- _Stated exercise_
Using the records below, locate all lines containing "math" and return them.

- _Records provided_
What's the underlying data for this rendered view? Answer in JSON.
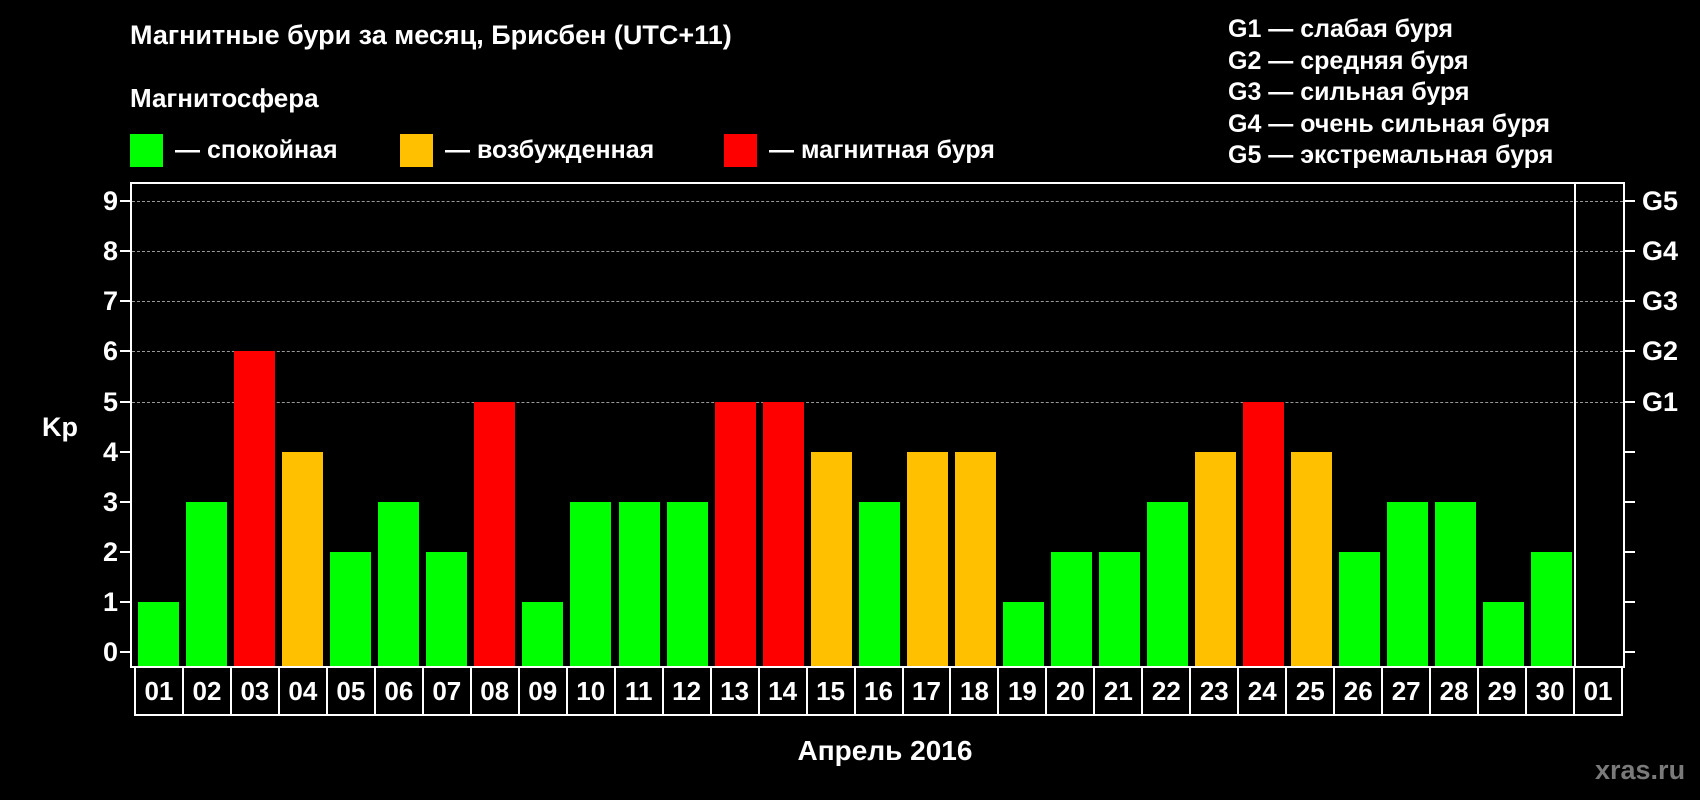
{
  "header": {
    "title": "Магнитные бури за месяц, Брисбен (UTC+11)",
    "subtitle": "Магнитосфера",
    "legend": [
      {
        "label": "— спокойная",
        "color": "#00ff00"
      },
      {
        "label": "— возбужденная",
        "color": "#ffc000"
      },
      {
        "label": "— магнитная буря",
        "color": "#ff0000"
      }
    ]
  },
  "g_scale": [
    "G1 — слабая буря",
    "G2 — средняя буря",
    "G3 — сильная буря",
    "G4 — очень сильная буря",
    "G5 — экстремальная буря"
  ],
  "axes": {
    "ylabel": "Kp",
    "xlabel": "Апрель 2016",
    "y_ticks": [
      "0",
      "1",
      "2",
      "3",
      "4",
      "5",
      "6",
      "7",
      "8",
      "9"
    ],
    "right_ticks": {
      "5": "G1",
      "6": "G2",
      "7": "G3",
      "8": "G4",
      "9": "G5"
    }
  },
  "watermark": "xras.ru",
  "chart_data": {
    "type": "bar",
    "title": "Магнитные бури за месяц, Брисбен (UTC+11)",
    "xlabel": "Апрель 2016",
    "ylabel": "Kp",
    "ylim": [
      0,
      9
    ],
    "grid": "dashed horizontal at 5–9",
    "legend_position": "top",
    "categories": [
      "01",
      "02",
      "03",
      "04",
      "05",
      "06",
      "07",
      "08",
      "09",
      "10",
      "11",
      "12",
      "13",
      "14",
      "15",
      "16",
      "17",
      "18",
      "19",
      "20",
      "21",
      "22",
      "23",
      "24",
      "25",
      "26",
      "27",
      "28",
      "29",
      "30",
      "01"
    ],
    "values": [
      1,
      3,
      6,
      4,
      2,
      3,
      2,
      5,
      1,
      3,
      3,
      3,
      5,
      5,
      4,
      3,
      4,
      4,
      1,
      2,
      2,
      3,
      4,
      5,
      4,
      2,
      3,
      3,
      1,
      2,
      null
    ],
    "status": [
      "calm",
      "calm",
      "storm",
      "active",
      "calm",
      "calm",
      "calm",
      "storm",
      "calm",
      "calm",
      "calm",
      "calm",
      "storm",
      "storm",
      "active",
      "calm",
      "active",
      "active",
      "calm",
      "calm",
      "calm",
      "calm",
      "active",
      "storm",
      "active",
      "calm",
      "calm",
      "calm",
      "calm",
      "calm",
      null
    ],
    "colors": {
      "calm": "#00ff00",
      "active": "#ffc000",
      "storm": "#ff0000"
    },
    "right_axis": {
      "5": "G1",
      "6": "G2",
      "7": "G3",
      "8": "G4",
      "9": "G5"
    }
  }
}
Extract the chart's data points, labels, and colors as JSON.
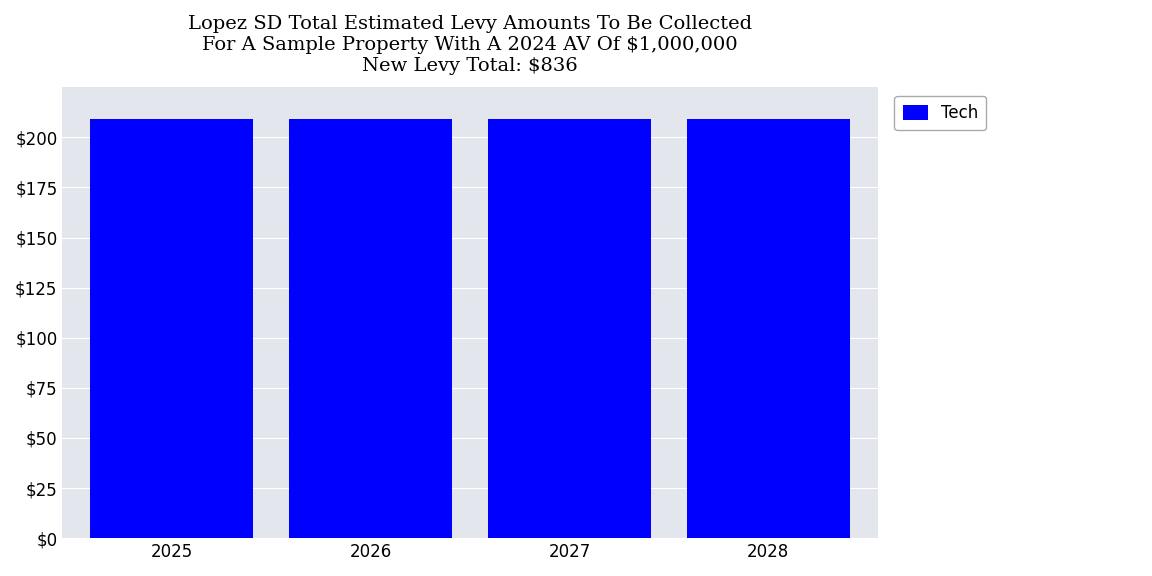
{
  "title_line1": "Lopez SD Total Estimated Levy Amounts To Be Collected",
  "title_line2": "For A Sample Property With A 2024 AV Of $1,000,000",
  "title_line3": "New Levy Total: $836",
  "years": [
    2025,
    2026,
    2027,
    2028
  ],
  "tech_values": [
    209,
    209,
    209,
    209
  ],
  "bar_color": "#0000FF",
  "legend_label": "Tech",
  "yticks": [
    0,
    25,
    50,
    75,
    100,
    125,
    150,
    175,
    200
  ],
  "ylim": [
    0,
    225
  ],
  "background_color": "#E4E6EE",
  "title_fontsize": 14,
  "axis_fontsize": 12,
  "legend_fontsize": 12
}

--

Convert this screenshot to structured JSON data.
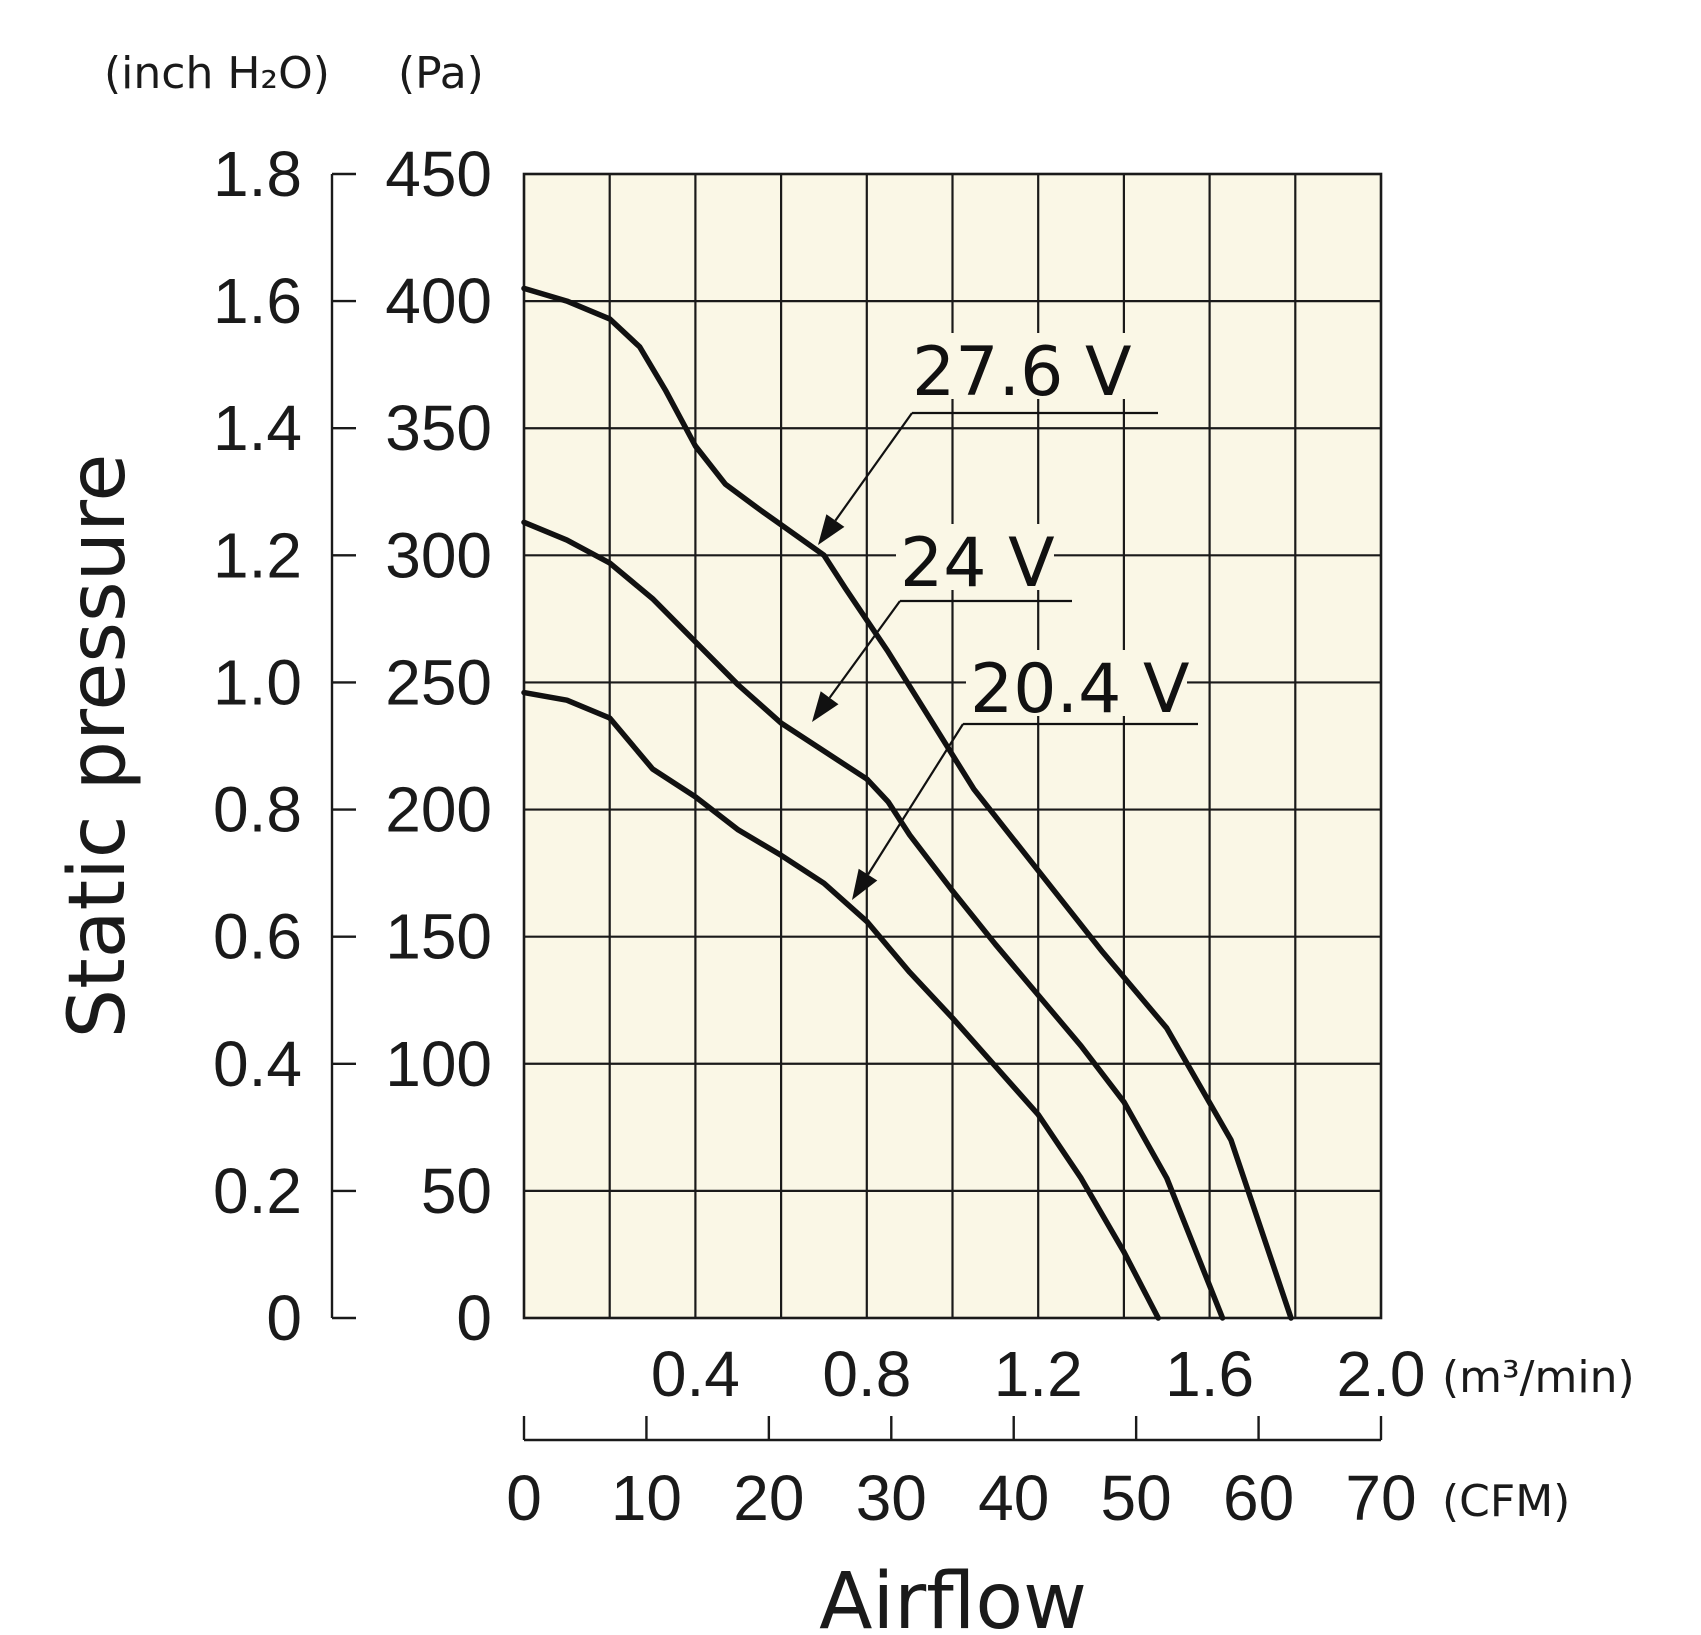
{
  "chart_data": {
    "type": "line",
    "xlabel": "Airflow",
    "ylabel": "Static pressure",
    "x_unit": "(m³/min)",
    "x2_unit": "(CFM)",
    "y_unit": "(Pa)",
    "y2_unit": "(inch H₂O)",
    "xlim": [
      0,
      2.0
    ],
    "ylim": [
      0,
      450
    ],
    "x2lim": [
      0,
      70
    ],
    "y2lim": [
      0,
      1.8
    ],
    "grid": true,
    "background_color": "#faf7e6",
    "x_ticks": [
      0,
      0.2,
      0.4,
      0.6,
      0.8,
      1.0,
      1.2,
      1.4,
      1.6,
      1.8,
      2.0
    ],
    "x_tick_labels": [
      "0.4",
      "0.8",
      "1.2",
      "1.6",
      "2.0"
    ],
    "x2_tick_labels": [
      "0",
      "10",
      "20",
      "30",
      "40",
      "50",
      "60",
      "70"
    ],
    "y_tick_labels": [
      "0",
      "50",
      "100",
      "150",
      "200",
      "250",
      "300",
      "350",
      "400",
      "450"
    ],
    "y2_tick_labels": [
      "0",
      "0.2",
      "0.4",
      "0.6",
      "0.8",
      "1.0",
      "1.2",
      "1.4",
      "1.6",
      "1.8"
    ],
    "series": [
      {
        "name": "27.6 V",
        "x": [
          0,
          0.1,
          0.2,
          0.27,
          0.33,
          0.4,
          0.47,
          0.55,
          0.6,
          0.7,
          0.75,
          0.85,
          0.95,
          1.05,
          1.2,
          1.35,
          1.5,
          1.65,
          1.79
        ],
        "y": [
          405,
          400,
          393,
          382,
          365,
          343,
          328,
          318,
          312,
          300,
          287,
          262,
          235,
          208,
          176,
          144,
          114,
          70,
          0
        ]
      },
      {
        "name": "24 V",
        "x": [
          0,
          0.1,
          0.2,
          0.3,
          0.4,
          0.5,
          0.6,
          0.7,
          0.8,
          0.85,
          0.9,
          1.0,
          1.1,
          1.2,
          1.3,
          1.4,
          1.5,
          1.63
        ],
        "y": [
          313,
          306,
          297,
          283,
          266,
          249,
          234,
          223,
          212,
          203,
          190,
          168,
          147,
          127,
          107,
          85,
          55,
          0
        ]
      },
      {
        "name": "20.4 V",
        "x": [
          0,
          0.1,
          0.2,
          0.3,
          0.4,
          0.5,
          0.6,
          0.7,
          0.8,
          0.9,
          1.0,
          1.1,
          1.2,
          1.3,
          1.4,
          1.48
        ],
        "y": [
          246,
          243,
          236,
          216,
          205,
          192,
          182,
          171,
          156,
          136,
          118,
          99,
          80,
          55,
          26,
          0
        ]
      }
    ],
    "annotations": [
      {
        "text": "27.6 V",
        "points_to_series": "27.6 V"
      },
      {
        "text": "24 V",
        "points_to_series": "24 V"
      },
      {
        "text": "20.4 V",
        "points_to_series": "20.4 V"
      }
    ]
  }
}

==

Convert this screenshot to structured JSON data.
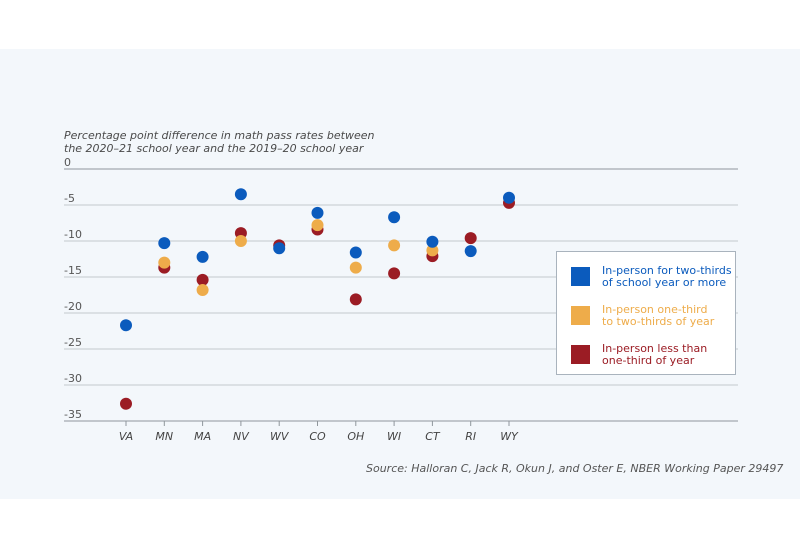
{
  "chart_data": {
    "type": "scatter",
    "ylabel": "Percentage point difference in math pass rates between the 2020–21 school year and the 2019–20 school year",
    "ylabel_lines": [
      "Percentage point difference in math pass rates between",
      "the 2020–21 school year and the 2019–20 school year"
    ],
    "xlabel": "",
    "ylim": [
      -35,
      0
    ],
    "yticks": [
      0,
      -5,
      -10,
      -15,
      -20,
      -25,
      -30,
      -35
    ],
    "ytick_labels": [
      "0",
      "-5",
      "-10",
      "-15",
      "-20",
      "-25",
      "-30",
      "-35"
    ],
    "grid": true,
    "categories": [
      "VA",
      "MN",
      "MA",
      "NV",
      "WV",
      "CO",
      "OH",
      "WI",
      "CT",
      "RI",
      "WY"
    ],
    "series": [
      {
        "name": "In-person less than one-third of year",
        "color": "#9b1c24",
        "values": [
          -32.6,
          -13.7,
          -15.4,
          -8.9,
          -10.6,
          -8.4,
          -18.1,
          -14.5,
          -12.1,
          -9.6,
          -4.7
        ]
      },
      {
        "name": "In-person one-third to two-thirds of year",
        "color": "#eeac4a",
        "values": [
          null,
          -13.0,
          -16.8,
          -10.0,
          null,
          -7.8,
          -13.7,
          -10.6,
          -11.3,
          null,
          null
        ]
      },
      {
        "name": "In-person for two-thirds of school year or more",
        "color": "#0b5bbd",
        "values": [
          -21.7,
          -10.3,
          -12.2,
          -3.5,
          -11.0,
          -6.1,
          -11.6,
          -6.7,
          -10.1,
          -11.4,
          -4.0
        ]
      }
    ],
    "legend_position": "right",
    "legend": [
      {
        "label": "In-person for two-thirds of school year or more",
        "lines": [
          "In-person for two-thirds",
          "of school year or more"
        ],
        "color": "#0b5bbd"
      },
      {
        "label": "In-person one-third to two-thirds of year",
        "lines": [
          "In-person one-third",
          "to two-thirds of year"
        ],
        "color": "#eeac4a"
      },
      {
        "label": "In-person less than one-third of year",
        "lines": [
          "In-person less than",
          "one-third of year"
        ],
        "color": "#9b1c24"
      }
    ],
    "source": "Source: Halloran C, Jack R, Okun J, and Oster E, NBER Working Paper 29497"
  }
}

- _Expected answer_
    "ylabel": "Percentage point difference in math pass rates between the 2020–21 school year and the 2019–20 school year",
      "Percentage point difference in math pass rates between",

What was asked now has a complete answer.